◆ Requirement: Pull every line holding the string "title" from the records below.

[Excerpt from a dataset]
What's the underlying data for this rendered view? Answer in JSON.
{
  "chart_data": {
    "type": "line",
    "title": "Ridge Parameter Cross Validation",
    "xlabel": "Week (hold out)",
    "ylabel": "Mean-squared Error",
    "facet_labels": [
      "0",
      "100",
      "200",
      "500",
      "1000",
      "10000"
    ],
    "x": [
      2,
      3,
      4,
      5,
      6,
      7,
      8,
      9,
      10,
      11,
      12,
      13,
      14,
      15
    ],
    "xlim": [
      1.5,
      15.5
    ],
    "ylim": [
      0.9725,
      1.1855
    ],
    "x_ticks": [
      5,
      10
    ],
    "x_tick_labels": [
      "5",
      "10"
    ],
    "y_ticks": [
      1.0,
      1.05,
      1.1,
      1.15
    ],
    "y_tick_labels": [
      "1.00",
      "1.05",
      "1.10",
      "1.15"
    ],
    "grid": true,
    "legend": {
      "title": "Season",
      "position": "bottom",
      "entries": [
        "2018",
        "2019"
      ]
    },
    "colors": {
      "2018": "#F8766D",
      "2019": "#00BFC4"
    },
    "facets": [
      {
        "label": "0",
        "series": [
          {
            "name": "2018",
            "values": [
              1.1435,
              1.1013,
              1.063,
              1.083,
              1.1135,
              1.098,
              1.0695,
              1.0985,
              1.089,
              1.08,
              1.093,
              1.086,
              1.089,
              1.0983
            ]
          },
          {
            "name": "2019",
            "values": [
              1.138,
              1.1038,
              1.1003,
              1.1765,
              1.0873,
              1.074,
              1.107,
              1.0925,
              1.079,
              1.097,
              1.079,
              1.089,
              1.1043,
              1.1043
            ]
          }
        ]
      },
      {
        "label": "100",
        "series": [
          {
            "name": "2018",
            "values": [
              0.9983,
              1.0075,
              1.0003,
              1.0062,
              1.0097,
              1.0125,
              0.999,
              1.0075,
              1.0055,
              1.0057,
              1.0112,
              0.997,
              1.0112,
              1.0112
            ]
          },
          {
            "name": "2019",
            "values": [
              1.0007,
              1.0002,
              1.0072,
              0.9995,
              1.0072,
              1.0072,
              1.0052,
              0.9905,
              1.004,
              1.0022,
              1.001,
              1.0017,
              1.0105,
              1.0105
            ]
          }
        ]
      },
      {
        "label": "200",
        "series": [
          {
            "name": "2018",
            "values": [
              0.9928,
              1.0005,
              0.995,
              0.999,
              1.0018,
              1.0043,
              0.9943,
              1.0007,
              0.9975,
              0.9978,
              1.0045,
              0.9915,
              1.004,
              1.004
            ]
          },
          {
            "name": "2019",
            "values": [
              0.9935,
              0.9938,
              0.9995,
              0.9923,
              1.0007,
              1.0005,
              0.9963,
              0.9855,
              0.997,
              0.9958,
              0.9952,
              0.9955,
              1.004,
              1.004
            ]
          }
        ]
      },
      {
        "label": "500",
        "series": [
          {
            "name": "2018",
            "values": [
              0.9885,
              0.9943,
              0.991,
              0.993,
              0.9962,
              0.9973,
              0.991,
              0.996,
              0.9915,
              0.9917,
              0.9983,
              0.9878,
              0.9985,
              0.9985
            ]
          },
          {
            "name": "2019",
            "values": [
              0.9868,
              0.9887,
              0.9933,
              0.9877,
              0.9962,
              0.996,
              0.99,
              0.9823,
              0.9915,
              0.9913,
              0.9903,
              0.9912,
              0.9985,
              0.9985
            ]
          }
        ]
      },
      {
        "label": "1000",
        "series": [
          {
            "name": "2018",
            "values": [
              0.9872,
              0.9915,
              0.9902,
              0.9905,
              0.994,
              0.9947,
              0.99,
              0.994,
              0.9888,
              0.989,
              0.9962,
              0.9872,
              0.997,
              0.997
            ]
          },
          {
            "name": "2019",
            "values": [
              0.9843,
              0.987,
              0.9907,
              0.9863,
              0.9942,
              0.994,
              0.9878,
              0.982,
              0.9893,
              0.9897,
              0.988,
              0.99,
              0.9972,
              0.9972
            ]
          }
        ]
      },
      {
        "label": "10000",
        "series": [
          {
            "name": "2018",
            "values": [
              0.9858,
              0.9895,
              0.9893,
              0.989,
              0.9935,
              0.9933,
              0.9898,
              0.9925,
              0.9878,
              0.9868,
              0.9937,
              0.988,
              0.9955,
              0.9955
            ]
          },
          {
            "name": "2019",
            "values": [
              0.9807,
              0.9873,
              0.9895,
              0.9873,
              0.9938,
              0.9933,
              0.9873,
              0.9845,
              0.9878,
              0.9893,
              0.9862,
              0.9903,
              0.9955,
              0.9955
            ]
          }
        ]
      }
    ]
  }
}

◆ Complete answer:
    "title": "Ridge Parameter Cross Validation",
      "title": "Season",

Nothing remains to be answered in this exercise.